• **EXERCISE TASKS**
a - What does the examination guidance say the pelvic examination should include?
b - Please return the part of the examination guidance that begins at the words "Evidence Summary" and stops after "mineral density (C-III).".

A comprehensive cardiopulmonary examination should be performed, including examination for evidence of peripheral vascular disease
It is important to perform a careful anogenital examination for evidence of rectal cancer, prostate cancer in men, and STDs, including condylomata and herpes simplex infection. Examination of HIV-infected women should include careful palpation of the breasts and apelvic examination. The pelvic examination should include visual inspection of the vulva and perineum for evidence of genital ulcers, warts, or other lesions.
The neurological examination should include a general assessment of cognitive function, as well as motor and sensory testing.
Serum Testosterone Level

Evidence Summary
Providers should consider obtaining morning serum total testosterone measurements in male patients who complain of fatigue, weight loss, loss of libido or erectile dysfunction, or depressive symptoms or who have evidence of reduced bone mineral density (C-III).

(Items from a data source)

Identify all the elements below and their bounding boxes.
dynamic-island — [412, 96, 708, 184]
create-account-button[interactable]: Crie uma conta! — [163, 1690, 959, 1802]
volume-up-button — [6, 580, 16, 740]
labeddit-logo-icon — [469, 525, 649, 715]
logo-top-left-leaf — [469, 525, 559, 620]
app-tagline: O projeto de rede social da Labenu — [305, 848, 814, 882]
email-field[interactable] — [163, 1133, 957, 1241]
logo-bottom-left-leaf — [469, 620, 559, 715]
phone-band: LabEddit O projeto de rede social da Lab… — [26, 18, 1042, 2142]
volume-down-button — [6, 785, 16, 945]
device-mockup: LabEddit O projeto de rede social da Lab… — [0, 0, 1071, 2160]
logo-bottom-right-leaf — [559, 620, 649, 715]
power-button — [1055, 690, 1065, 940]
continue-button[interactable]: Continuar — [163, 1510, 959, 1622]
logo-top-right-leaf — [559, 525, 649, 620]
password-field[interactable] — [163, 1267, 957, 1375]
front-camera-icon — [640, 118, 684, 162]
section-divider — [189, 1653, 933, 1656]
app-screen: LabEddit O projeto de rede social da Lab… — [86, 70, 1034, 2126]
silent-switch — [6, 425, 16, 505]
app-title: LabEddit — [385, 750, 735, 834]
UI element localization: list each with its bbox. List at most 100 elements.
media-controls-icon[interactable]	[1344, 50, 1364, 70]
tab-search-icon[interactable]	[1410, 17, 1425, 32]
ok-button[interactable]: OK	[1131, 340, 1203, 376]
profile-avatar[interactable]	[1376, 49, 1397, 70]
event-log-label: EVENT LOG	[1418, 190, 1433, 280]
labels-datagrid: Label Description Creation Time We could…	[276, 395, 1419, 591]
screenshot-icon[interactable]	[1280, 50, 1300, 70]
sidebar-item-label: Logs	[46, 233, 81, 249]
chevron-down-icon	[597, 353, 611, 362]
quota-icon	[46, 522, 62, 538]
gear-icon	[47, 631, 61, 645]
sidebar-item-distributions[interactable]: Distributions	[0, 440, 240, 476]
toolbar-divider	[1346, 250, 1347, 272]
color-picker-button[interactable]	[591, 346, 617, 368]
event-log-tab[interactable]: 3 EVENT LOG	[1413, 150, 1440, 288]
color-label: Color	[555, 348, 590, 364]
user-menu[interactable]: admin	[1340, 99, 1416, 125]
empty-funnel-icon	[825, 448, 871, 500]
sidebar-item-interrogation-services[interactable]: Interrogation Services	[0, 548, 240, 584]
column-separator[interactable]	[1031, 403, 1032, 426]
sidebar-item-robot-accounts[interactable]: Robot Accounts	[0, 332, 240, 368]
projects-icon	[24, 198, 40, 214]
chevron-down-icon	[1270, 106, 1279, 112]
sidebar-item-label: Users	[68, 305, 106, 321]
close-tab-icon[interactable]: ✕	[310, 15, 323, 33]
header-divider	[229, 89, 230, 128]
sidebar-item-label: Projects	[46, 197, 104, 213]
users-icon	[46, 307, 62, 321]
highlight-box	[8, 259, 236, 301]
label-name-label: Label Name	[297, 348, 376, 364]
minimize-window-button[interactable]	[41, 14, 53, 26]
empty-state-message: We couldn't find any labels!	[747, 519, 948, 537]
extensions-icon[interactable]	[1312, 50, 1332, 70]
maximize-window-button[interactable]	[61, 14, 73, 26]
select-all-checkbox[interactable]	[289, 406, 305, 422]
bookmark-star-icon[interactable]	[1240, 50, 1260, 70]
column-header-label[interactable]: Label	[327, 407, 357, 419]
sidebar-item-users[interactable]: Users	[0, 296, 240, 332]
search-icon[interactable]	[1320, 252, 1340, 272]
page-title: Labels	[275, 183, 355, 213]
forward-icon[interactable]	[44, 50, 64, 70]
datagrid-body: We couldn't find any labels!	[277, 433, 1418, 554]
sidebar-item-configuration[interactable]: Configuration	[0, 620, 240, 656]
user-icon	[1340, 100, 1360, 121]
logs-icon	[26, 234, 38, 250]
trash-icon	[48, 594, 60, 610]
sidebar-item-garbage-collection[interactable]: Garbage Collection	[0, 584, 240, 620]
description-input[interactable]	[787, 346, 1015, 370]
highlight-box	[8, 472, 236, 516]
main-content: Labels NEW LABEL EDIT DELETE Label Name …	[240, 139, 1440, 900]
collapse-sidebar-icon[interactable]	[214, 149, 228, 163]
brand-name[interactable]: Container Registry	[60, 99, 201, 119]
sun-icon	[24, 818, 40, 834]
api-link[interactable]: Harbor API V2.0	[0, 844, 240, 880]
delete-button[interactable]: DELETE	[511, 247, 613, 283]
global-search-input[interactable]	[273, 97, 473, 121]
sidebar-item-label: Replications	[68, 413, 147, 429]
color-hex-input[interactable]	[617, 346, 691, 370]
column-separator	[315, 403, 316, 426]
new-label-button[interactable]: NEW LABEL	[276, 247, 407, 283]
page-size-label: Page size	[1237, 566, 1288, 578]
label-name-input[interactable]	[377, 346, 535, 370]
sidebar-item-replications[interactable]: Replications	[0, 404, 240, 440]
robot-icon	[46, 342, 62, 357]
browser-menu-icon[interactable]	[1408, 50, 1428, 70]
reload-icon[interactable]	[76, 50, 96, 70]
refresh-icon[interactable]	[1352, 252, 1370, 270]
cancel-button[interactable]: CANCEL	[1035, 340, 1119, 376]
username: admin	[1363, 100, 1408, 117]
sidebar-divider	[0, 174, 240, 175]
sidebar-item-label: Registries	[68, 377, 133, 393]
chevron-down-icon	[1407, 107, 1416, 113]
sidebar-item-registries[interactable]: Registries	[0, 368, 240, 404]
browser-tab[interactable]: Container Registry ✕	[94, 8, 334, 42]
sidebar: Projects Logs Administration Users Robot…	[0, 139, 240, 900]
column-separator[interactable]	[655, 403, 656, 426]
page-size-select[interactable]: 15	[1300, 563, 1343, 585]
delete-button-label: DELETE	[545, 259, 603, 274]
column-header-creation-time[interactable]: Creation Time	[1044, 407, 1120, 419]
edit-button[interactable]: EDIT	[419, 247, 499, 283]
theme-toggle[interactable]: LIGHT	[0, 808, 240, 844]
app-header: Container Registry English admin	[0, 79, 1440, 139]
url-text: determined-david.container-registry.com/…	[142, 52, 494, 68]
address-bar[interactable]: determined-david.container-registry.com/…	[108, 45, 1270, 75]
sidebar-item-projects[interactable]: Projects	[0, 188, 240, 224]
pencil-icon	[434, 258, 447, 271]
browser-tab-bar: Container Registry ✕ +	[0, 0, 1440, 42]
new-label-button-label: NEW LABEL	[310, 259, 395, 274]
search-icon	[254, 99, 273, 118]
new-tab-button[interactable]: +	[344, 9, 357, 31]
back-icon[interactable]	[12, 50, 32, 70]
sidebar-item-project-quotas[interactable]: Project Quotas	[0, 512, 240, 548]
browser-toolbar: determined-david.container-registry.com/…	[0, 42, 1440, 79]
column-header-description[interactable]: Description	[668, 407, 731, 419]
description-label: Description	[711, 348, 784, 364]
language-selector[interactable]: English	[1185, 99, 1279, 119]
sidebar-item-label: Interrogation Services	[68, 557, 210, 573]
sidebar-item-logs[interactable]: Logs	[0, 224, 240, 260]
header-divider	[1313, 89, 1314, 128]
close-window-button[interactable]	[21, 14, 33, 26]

• **RESPONSES**
a - Visual inspection of the vulva and perineum for evidence of genital ulcers, warts, or other lesions.

b -
Evidence Summary
Providers should consider obtaining morning serum total testosterone measurements in male patients who complain of fatigue, weight loss, loss of libido or erectile dysfunction, or depressive symptoms or who have evidence of reduced bone mineral density (C-III).